## [SUPPLIED DATA]
-=-=-=-=-

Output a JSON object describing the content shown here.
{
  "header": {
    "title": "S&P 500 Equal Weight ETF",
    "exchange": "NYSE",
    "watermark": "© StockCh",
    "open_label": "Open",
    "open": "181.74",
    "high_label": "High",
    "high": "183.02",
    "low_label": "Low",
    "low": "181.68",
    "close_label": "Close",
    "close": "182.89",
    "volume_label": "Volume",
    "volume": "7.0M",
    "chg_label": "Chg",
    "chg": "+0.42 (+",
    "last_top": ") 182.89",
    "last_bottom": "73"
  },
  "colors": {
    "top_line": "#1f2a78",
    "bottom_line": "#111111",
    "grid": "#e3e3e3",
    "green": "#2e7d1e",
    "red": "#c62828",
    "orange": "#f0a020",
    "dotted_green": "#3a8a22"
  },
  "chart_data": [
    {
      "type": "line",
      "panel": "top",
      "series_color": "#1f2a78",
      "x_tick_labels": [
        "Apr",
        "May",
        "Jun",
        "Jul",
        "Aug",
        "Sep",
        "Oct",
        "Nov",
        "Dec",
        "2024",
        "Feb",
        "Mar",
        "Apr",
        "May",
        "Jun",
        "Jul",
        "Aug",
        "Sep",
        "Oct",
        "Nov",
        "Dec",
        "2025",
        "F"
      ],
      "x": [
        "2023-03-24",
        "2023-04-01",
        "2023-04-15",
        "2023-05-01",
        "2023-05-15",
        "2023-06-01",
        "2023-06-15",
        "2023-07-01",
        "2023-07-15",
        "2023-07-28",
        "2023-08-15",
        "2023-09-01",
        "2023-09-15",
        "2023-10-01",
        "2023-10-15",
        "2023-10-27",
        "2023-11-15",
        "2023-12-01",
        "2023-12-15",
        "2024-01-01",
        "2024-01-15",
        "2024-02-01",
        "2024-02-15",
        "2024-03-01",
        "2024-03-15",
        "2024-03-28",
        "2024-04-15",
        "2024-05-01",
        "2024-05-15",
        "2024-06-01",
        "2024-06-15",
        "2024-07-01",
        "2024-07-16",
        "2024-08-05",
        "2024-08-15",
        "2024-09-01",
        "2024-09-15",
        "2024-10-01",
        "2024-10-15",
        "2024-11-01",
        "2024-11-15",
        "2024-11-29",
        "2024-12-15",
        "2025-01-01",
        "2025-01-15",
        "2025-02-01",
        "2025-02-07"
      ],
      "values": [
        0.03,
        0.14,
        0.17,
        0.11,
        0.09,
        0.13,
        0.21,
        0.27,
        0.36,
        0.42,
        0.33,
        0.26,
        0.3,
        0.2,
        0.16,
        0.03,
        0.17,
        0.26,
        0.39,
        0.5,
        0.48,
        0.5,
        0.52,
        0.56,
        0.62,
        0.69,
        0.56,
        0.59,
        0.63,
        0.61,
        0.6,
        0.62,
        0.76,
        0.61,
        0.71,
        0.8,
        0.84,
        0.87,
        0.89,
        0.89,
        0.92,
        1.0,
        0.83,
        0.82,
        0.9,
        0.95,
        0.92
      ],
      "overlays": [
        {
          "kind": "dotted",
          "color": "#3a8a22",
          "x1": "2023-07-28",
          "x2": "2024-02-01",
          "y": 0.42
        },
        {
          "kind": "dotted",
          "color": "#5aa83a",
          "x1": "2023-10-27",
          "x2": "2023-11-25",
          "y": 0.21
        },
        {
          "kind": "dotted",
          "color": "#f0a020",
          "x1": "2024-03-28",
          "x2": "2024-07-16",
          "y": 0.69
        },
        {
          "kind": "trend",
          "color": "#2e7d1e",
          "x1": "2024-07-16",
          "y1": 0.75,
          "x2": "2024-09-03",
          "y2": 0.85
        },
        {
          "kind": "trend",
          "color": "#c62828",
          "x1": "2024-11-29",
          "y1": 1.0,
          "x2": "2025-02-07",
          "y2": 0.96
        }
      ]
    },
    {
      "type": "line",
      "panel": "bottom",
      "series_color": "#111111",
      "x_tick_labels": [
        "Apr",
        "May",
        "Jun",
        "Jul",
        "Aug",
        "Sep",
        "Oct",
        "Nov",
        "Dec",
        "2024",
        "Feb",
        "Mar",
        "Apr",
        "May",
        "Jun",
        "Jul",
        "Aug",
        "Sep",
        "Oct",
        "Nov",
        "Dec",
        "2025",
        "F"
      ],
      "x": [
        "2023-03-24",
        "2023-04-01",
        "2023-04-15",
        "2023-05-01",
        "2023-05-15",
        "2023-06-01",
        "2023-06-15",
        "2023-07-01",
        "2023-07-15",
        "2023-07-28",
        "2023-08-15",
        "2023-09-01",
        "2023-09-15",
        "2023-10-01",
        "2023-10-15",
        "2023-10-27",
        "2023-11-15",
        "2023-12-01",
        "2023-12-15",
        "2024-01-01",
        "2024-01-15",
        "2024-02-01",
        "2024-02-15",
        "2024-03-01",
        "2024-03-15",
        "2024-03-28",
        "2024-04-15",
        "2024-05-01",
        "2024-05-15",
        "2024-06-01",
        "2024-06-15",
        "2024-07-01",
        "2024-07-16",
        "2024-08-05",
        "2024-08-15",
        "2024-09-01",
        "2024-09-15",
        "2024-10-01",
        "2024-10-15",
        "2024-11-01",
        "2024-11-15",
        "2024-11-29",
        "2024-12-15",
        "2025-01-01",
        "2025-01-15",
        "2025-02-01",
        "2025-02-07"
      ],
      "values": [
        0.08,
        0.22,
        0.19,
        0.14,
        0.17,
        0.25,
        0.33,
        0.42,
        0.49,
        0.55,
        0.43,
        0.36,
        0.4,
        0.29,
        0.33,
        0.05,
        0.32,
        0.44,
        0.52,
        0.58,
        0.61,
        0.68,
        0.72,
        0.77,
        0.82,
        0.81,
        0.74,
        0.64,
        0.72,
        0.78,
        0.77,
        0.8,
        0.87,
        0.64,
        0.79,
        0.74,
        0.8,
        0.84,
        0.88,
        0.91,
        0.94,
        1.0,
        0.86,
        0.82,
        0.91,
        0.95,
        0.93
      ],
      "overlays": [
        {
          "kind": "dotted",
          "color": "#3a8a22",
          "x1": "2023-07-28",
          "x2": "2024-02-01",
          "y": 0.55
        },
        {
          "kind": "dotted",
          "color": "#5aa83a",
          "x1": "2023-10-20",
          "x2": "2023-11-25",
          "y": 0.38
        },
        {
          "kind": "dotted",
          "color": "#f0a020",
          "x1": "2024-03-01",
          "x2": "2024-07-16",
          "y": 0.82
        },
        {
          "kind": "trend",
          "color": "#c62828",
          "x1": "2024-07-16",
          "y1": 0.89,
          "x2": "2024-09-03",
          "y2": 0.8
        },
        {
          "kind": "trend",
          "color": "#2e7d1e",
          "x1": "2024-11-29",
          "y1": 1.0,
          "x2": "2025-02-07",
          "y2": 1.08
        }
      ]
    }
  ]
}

-=-=-=-=-

## [YOUR GOAL]
Repeat the preceding lines exactly, please, every one of them.

## [EXPECTED ANSWER]
Output a JSON object describing the content shown here.
{
  "header": {
    "title": "S&P 500 Equal Weight ETF",
    "exchange": "NYSE",
    "watermark": "© StockCh",
    "open_label": "Open",
    "open": "181.74",
    "high_label": "High",
    "high": "183.02",
    "low_label": "Low",
    "low": "181.68",
    "close_label": "Close",
    "close": "182.89",
    "volume_label": "Volume",
    "volume": "7.0M",
    "chg_label": "Chg",
    "chg": "+0.42 (+",
    "last_top": ") 182.89",
    "last_bottom": "73"
  },
  "colors": {
    "top_line": "#1f2a78",
    "bottom_line": "#111111",
    "grid": "#e3e3e3",
    "green": "#2e7d1e",
    "red": "#c62828",
    "orange": "#f0a020",
    "dotted_green": "#3a8a22"
  },
  "chart_data": [
    {
      "type": "line",
      "panel": "top",
      "series_color": "#1f2a78",
      "x_tick_labels": [
        "Apr",
        "May",
        "Jun",
        "Jul",
        "Aug",
        "Sep",
        "Oct",
        "Nov",
        "Dec",
        "2024",
        "Feb",
        "Mar",
        "Apr",
        "May",
        "Jun",
        "Jul",
        "Aug",
        "Sep",
        "Oct",
        "Nov",
        "Dec",
        "2025",
        "F"
      ],
      "x": [
        "2023-03-24",
        "2023-04-01",
        "2023-04-15",
        "2023-05-01",
        "2023-05-15",
        "2023-06-01",
        "2023-06-15",
        "2023-07-01",
        "2023-07-15",
        "2023-07-28",
        "2023-08-15",
        "2023-09-01",
        "2023-09-15",
        "2023-10-01",
        "2023-10-15",
        "2023-10-27",
        "2023-11-15",
        "2023-12-01",
        "2023-12-15",
        "2024-01-01",
        "2024-01-15",
        "2024-02-01",
        "2024-02-15",
        "2024-03-01",
        "2024-03-15",
        "2024-03-28",
        "2024-04-15",
        "2024-05-01",
        "2024-05-15",
        "2024-06-01",
        "2024-06-15",
        "2024-07-01",
        "2024-07-16",
        "2024-08-05",
        "2024-08-15",
        "2024-09-01",
        "2024-09-15",
        "2024-10-01",
        "2024-10-15",
        "2024-11-01",
        "2024-11-15",
        "2024-11-29",
        "2024-12-15",
        "2025-01-01",
        "2025-01-15",
        "2025-02-01",
        "2025-02-07"
      ],
      "values": [
        0.03,
        0.14,
        0.17,
        0.11,
        0.09,
        0.13,
        0.21,
        0.27,
        0.36,
        0.42,
        0.33,
        0.26,
        0.3,
        0.2,
        0.16,
        0.03,
        0.17,
        0.26,
        0.39,
        0.5,
        0.48,
        0.5,
        0.52,
        0.56,
        0.62,
        0.69,
        0.56,
        0.59,
        0.63,
        0.61,
        0.6,
        0.62,
        0.76,
        0.61,
        0.71,
        0.8,
        0.84,
        0.87,
        0.89,
        0.89,
        0.92,
        1.0,
        0.83,
        0.82,
        0.9,
        0.95,
        0.92
      ],
      "overlays": [
        {
          "kind": "dotted",
          "color": "#3a8a22",
          "x1": "2023-07-28",
          "x2": "2024-02-01",
          "y": 0.42
        },
        {
          "kind": "dotted",
          "color": "#5aa83a",
          "x1": "2023-10-27",
          "x2": "2023-11-25",
          "y": 0.21
        },
        {
          "kind": "dotted",
          "color": "#f0a020",
          "x1": "2024-03-28",
          "x2": "2024-07-16",
          "y": 0.69
        },
        {
          "kind": "trend",
          "color": "#2e7d1e",
          "x1": "2024-07-16",
          "y1": 0.75,
          "x2": "2024-09-03",
          "y2": 0.85
        },
        {
          "kind": "trend",
          "color": "#c62828",
          "x1": "2024-11-29",
          "y1": 1.0,
          "x2": "2025-02-07",
          "y2": 0.96
        }
      ]
    },
    {
      "type": "line",
      "panel": "bottom",
      "series_color": "#111111",
      "x_tick_labels": [
        "Apr",
        "May",
        "Jun",
        "Jul",
        "Aug",
        "Sep",
        "Oct",
        "Nov",
        "Dec",
        "2024",
        "Feb",
        "Mar",
        "Apr",
        "May",
        "Jun",
        "Jul",
        "Aug",
        "Sep",
        "Oct",
        "Nov",
        "Dec",
        "2025",
        "F"
      ],
      "x": [
        "2023-03-24",
        "2023-04-01",
        "2023-04-15",
        "2023-05-01",
        "2023-05-15",
        "2023-06-01",
        "2023-06-15",
        "2023-07-01",
        "2023-07-15",
        "2023-07-28",
        "2023-08-15",
        "2023-09-01",
        "2023-09-15",
        "2023-10-01",
        "2023-10-15",
        "2023-10-27",
        "2023-11-15",
        "2023-12-01",
        "2023-12-15",
        "2024-01-01",
        "2024-01-15",
        "2024-02-01",
        "2024-02-15",
        "2024-03-01",
        "2024-03-15",
        "2024-03-28",
        "2024-04-15",
        "2024-05-01",
        "2024-05-15",
        "2024-06-01",
        "2024-06-15",
        "2024-07-01",
        "2024-07-16",
        "2024-08-05",
        "2024-08-15",
        "2024-09-01",
        "2024-09-15",
        "2024-10-01",
        "2024-10-15",
        "2024-11-01",
        "2024-11-15",
        "2024-11-29",
        "2024-12-15",
        "2025-01-01",
        "2025-01-15",
        "2025-02-01",
        "2025-02-07"
      ],
      "values": [
        0.08,
        0.22,
        0.19,
        0.14,
        0.17,
        0.25,
        0.33,
        0.42,
        0.49,
        0.55,
        0.43,
        0.36,
        0.4,
        0.29,
        0.33,
        0.05,
        0.32,
        0.44,
        0.52,
        0.58,
        0.61,
        0.68,
        0.72,
        0.77,
        0.82,
        0.81,
        0.74,
        0.64,
        0.72,
        0.78,
        0.77,
        0.8,
        0.87,
        0.64,
        0.79,
        0.74,
        0.8,
        0.84,
        0.88,
        0.91,
        0.94,
        1.0,
        0.86,
        0.82,
        0.91,
        0.95,
        0.93
      ],
      "overlays": [
        {
          "kind": "dotted",
          "color": "#3a8a22",
          "x1": "2023-07-28",
          "x2": "2024-02-01",
          "y": 0.55
        },
        {
          "kind": "dotted",
          "color": "#5aa83a",
          "x1": "2023-10-20",
          "x2": "2023-11-25",
          "y": 0.38
        },
        {
          "kind": "dotted",
          "color": "#f0a020",
          "x1": "2024-03-01",
          "x2": "2024-07-16",
          "y": 0.82
        },
        {
          "kind": "trend",
          "color": "#c62828",
          "x1": "2024-07-16",
          "y1": 0.89,
          "x2": "2024-09-03",
          "y2": 0.8
        },
        {
          "kind": "trend",
          "color": "#2e7d1e",
          "x1": "2024-11-29",
          "y1": 1.0,
          "x2": "2025-02-07",
          "y2": 1.08
        }
      ]
    }
  ]
}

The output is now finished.